======== RECORD LIST ========

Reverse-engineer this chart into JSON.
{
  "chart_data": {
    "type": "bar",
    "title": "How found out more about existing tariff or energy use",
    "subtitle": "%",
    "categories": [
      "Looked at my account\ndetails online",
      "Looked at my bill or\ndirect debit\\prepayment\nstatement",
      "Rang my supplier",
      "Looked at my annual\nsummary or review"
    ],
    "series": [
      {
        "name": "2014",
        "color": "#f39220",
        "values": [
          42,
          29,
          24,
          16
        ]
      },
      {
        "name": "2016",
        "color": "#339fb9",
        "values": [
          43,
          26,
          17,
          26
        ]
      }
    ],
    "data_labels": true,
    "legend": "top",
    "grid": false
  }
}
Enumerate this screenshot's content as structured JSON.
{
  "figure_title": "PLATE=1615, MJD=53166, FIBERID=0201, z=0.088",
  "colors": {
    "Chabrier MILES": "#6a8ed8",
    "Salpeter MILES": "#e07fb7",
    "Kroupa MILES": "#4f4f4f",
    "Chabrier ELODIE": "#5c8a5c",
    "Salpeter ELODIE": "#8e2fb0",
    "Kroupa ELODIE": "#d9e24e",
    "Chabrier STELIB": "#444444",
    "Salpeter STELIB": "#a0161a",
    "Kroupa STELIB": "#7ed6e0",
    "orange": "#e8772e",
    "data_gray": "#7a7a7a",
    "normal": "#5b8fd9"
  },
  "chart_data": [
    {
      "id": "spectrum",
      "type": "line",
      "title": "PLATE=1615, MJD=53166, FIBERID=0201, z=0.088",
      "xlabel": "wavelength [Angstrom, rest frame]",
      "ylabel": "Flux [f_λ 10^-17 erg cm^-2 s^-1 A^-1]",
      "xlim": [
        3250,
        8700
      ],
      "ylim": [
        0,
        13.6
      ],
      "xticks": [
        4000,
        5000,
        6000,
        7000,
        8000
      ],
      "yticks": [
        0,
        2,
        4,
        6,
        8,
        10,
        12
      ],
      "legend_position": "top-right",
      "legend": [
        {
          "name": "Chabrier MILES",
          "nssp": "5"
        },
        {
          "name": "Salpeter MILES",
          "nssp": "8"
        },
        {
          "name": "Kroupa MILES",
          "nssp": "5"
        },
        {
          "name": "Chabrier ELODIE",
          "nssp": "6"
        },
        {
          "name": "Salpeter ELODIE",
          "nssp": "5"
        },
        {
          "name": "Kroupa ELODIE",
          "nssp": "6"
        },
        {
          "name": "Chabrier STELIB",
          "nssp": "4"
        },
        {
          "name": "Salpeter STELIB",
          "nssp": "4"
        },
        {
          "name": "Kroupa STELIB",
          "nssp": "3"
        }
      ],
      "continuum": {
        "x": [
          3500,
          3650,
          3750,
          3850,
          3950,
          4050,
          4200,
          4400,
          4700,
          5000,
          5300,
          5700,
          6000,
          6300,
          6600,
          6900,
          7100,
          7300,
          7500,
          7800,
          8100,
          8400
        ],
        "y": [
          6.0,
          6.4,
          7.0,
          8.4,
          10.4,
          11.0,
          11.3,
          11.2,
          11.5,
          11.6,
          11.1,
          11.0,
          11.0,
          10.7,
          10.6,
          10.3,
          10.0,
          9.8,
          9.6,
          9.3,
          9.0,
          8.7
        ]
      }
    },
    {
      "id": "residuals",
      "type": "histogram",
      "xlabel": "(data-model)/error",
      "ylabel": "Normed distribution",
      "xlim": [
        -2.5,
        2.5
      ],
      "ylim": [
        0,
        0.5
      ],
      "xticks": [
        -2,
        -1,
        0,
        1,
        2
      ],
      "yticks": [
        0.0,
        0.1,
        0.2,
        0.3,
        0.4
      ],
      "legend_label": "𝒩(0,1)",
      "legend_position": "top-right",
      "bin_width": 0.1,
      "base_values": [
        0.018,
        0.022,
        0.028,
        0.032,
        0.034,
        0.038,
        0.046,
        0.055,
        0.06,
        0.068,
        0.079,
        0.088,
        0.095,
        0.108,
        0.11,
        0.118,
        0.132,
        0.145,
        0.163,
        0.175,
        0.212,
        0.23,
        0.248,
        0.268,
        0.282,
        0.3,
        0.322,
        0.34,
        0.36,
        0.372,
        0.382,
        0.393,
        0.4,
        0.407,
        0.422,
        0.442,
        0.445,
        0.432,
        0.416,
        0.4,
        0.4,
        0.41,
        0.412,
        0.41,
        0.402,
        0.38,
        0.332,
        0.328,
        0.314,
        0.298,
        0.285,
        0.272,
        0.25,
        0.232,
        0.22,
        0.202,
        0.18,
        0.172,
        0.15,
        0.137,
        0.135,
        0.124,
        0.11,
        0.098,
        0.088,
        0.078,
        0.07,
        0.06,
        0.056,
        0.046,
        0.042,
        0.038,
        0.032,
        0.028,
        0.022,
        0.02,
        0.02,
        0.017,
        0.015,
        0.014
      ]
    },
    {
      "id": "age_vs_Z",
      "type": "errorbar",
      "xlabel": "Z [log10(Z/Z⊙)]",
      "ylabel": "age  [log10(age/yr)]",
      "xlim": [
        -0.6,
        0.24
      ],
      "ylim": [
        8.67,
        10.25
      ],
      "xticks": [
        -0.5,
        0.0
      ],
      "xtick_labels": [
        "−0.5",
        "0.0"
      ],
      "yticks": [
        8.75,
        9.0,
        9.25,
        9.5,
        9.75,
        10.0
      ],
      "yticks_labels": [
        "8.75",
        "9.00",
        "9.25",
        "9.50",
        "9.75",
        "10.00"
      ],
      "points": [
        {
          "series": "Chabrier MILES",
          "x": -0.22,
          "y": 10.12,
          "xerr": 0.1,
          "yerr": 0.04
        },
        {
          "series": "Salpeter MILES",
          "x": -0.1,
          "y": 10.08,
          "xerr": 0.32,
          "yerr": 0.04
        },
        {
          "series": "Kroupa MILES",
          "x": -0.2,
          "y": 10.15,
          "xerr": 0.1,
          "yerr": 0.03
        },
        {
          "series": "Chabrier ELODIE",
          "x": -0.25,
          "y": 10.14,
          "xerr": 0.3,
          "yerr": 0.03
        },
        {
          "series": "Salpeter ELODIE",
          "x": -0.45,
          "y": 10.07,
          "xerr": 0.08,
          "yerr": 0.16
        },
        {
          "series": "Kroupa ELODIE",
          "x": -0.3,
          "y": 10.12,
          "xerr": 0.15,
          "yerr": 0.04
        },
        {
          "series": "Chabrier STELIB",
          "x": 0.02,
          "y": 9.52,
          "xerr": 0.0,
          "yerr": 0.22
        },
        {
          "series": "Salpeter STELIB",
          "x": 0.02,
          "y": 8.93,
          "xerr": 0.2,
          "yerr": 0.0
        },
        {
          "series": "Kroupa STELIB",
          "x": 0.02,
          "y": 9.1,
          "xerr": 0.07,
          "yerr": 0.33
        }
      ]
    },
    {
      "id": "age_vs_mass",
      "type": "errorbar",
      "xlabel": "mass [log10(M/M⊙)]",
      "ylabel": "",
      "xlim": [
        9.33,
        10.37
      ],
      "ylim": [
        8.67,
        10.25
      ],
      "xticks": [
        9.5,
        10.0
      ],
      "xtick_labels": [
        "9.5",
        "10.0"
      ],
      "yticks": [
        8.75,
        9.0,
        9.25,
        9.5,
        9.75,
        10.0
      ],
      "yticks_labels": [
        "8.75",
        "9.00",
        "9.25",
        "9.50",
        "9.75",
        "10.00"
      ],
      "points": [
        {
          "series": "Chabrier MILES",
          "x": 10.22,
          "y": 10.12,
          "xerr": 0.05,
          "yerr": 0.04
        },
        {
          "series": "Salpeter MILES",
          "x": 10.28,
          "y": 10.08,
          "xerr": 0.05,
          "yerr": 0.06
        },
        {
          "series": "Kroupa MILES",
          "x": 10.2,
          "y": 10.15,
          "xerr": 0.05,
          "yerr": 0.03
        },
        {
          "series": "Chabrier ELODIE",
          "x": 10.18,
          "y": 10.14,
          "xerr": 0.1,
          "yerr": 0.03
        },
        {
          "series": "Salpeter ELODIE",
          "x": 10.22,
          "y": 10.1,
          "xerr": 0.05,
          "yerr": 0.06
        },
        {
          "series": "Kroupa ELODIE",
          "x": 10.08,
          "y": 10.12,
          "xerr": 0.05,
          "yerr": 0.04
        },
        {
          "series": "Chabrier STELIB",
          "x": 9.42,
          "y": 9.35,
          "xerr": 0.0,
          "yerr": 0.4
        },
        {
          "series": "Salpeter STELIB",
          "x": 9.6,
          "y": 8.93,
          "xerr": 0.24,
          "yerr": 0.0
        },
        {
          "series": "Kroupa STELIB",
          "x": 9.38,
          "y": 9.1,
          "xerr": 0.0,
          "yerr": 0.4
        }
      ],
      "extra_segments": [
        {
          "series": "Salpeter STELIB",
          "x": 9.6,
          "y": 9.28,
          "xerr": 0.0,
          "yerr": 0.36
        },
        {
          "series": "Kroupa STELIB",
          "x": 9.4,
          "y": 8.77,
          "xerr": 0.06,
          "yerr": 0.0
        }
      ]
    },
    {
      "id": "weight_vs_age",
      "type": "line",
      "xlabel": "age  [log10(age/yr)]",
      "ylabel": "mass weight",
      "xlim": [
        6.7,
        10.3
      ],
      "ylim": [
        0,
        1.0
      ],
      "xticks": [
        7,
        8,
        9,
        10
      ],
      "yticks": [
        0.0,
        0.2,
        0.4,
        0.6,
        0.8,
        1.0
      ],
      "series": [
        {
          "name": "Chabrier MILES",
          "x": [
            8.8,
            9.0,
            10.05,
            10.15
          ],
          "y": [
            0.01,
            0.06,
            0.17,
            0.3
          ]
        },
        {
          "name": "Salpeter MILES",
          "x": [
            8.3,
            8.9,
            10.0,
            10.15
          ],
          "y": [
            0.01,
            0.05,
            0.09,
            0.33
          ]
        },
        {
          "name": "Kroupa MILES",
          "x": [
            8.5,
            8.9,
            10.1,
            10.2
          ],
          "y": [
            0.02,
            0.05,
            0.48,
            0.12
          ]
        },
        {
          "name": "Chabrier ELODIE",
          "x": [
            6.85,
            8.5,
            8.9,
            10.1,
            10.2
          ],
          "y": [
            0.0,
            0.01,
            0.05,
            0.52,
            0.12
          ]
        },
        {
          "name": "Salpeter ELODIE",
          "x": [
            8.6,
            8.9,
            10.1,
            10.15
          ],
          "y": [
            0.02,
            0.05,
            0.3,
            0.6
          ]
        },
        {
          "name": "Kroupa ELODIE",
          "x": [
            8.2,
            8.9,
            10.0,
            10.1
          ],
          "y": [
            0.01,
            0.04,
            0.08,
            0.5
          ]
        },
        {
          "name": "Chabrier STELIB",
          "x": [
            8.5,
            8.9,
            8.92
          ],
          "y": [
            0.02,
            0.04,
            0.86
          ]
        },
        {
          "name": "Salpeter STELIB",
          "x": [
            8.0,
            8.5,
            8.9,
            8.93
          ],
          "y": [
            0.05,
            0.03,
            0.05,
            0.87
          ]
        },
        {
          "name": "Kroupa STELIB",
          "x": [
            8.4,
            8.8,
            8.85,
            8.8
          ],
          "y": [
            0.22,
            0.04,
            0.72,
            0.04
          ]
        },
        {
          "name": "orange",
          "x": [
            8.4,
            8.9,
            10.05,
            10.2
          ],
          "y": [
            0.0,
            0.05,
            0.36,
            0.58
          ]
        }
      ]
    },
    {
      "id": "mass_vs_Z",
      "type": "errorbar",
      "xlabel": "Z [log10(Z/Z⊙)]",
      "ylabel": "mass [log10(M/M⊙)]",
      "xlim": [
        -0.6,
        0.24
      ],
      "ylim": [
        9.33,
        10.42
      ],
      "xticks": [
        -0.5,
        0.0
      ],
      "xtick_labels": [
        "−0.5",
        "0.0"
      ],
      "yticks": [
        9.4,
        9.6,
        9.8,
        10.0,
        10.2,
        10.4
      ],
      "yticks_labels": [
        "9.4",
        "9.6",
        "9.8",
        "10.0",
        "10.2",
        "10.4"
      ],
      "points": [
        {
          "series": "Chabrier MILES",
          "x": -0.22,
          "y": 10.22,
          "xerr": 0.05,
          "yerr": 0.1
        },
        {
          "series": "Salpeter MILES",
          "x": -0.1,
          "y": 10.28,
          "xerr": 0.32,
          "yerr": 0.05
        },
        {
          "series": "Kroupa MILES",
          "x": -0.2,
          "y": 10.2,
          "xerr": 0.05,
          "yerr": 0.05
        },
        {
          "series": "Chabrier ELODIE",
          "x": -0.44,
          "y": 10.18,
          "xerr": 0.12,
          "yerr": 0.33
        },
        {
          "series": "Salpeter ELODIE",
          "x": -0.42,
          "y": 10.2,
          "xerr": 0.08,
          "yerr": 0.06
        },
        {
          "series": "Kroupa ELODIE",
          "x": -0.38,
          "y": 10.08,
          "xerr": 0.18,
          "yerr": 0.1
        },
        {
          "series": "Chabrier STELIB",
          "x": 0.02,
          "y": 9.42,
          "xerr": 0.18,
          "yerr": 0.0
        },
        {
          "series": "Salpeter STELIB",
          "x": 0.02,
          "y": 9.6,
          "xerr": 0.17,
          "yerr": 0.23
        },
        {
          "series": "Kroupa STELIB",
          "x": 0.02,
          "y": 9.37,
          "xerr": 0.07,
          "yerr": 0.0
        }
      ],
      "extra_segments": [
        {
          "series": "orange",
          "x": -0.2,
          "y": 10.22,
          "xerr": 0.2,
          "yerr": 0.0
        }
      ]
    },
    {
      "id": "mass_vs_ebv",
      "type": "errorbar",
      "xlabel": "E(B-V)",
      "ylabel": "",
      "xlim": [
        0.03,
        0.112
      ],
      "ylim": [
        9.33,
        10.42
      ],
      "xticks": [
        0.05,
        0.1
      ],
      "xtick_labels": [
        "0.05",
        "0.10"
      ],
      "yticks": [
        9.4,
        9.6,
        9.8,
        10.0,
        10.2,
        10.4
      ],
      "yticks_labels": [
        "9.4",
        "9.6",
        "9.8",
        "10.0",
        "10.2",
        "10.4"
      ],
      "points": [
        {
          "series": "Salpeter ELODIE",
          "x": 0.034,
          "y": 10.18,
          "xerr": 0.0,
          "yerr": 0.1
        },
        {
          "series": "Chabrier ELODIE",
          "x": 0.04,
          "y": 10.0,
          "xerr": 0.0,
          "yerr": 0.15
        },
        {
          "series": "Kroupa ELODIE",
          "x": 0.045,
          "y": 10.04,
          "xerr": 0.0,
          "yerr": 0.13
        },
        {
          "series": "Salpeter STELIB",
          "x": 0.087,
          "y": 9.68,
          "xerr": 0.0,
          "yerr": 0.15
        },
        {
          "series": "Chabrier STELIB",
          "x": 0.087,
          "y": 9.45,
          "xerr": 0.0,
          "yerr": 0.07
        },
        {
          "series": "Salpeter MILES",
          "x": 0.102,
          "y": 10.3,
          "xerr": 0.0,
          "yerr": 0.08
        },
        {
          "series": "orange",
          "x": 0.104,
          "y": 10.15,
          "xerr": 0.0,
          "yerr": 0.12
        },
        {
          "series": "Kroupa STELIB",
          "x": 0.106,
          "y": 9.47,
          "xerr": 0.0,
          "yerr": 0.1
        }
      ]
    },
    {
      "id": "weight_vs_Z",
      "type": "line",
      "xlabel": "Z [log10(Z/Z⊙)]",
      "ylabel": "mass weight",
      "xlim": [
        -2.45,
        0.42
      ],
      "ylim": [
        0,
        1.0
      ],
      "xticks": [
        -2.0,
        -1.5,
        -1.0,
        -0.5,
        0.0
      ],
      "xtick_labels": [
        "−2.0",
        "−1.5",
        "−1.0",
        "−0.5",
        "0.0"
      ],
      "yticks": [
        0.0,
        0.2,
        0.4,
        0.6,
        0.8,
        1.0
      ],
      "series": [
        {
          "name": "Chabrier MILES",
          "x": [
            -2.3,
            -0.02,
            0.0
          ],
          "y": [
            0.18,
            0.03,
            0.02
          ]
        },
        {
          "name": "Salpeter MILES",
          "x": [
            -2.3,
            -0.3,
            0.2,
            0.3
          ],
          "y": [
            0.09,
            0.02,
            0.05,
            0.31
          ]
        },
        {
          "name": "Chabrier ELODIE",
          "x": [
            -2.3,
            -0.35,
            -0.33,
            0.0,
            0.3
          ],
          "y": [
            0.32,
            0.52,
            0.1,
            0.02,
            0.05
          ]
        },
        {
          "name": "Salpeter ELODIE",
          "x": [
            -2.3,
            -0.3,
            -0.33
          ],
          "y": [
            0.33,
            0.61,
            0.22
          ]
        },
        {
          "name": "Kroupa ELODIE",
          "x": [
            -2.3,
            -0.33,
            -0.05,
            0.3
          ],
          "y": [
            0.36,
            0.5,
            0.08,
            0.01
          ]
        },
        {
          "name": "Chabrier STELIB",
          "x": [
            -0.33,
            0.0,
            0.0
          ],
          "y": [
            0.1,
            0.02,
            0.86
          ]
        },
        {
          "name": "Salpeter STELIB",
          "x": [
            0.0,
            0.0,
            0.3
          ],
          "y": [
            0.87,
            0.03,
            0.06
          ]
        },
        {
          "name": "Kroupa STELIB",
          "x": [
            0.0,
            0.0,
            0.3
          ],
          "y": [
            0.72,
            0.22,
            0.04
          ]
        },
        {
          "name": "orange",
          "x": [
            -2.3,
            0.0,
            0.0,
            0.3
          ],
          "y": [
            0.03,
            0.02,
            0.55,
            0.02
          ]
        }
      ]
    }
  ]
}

========

§ **WRITTEN REQUEST**:
In the listing, find each line with the string "Looked" and copy it.

§ **EXPECTED ANSWER**:
      "Looked at my account\ndetails online",
      "Looked at my bill or\ndirect debit\\prepayment\nstatement",
      "Looked at my annual\nsummary or review"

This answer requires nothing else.